[What needs to be done]
Exclude the pictures; give every entry again exactly as written.

[Records about charts and figures]
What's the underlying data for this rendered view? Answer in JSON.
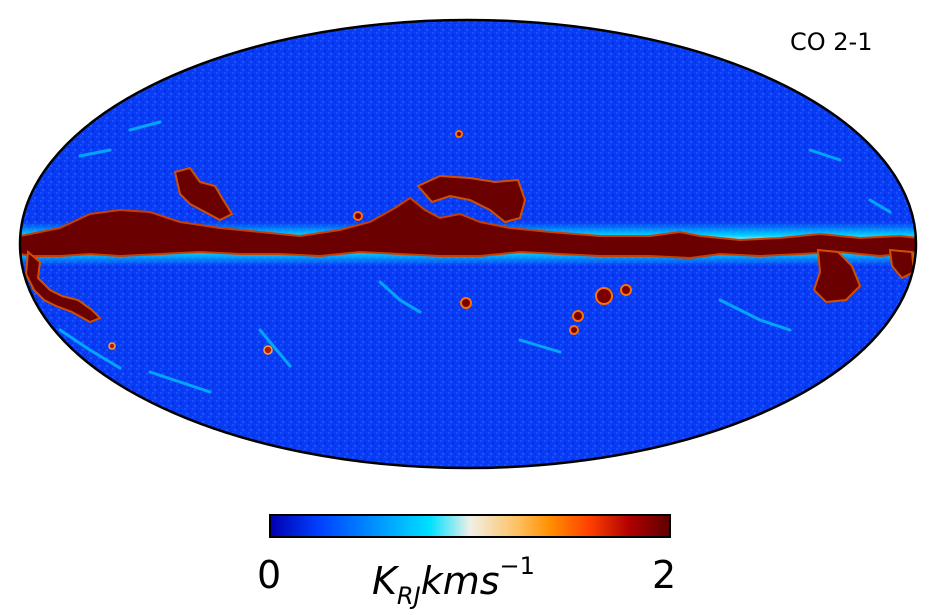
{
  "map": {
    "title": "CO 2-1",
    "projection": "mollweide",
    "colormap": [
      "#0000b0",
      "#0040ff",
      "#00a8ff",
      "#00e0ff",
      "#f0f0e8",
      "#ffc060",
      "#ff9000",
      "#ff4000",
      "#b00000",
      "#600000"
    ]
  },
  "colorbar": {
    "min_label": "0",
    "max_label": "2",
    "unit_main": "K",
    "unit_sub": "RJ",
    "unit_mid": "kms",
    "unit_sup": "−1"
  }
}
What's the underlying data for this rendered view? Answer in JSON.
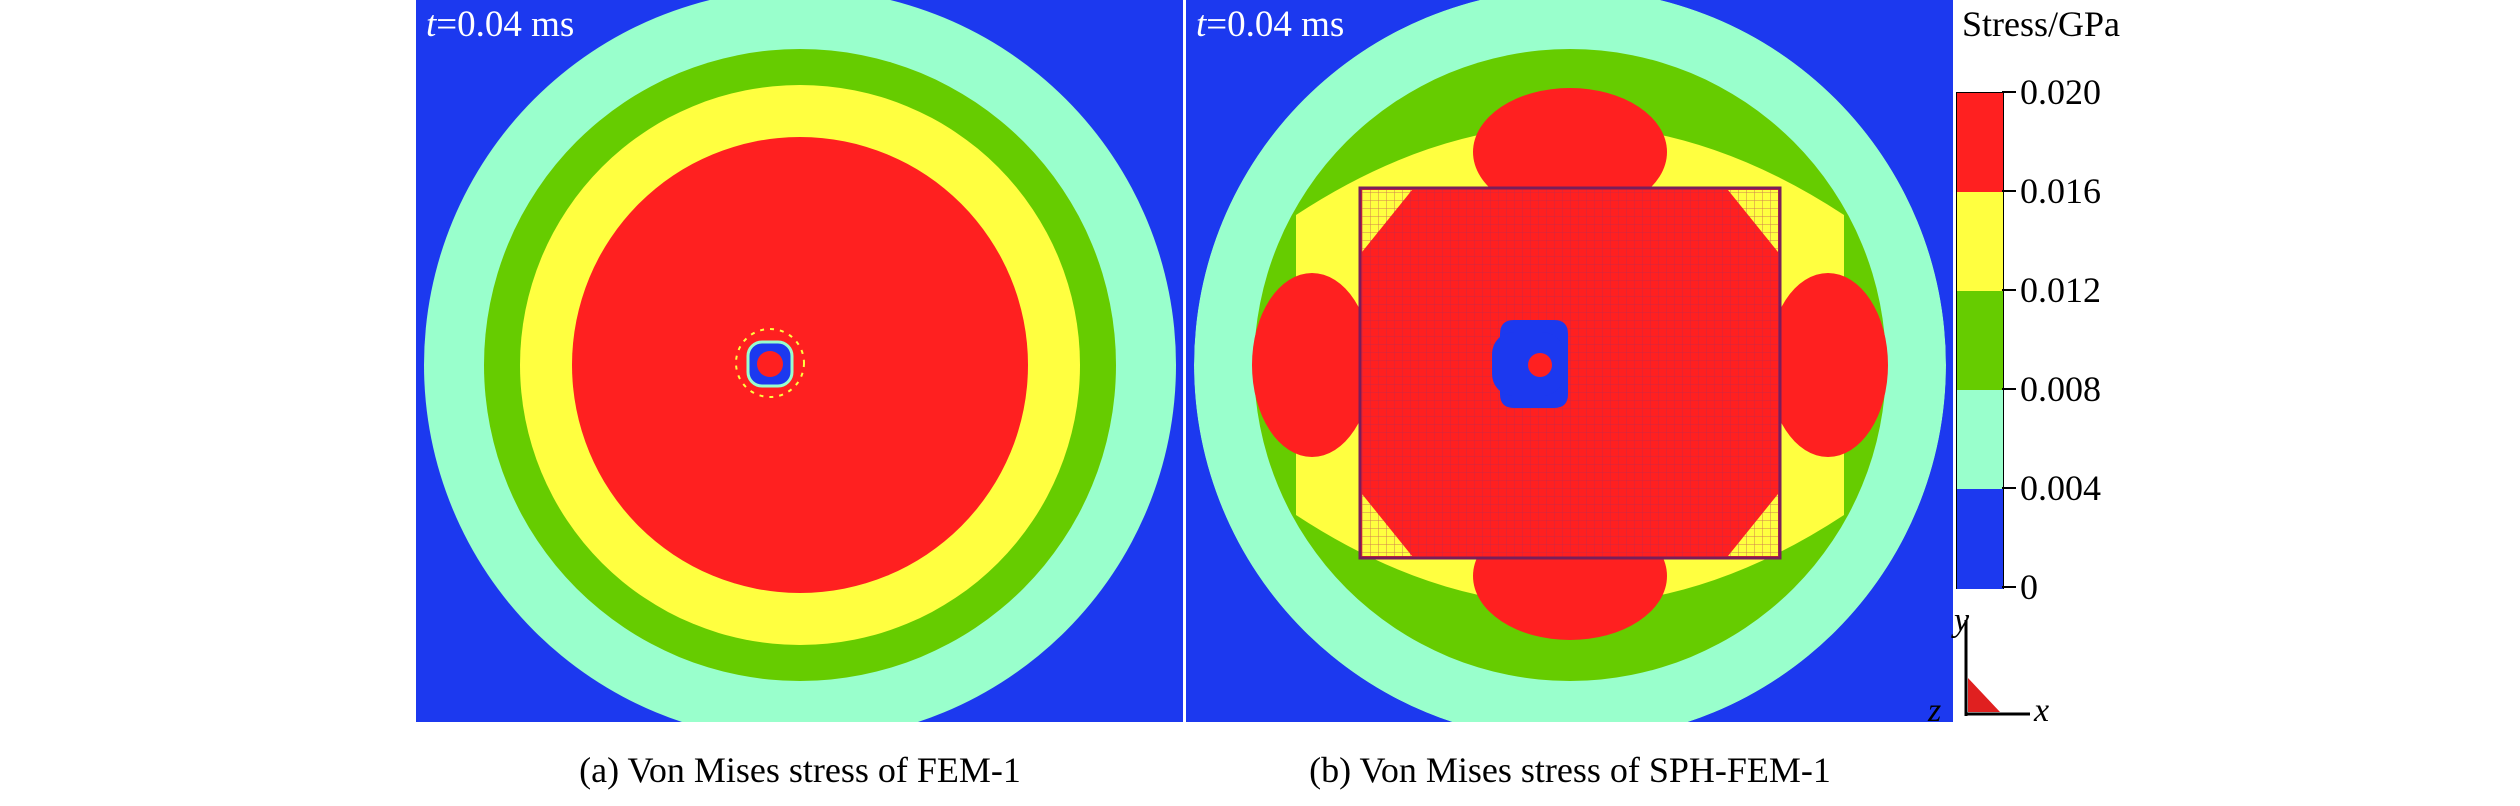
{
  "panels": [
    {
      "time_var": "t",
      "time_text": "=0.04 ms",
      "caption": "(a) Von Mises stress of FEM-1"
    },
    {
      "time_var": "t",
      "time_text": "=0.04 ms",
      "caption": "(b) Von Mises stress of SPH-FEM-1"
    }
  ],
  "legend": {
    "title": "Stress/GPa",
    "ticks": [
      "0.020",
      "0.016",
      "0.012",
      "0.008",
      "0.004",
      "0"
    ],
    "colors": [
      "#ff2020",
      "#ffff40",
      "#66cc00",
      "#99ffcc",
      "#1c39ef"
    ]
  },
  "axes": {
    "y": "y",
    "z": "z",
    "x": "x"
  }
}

[In response]
What's the underlying data for this rendered view? Answer in JSON.
{
  "map": {
    "title": "CO 2-1",
    "projection": "mollweide",
    "colormap": [
      "#0000b0",
      "#0040ff",
      "#00a8ff",
      "#00e0ff",
      "#f0f0e8",
      "#ffc060",
      "#ff9000",
      "#ff4000",
      "#b00000",
      "#600000"
    ]
  },
  "colorbar": {
    "min_label": "0",
    "max_label": "2",
    "unit_main": "K",
    "unit_sub": "RJ",
    "unit_mid": "kms",
    "unit_sup": "−1"
  }
}
What's the underlying data for this rendered view? Answer in JSON.
{
  "panels": [
    {
      "time_var": "t",
      "time_text": "=0.04 ms",
      "caption": "(a) Von Mises stress of FEM-1"
    },
    {
      "time_var": "t",
      "time_text": "=0.04 ms",
      "caption": "(b) Von Mises stress of SPH-FEM-1"
    }
  ],
  "legend": {
    "title": "Stress/GPa",
    "ticks": [
      "0.020",
      "0.016",
      "0.012",
      "0.008",
      "0.004",
      "0"
    ],
    "colors": [
      "#ff2020",
      "#ffff40",
      "#66cc00",
      "#99ffcc",
      "#1c39ef"
    ]
  },
  "axes": {
    "y": "y",
    "z": "z",
    "x": "x"
  }
}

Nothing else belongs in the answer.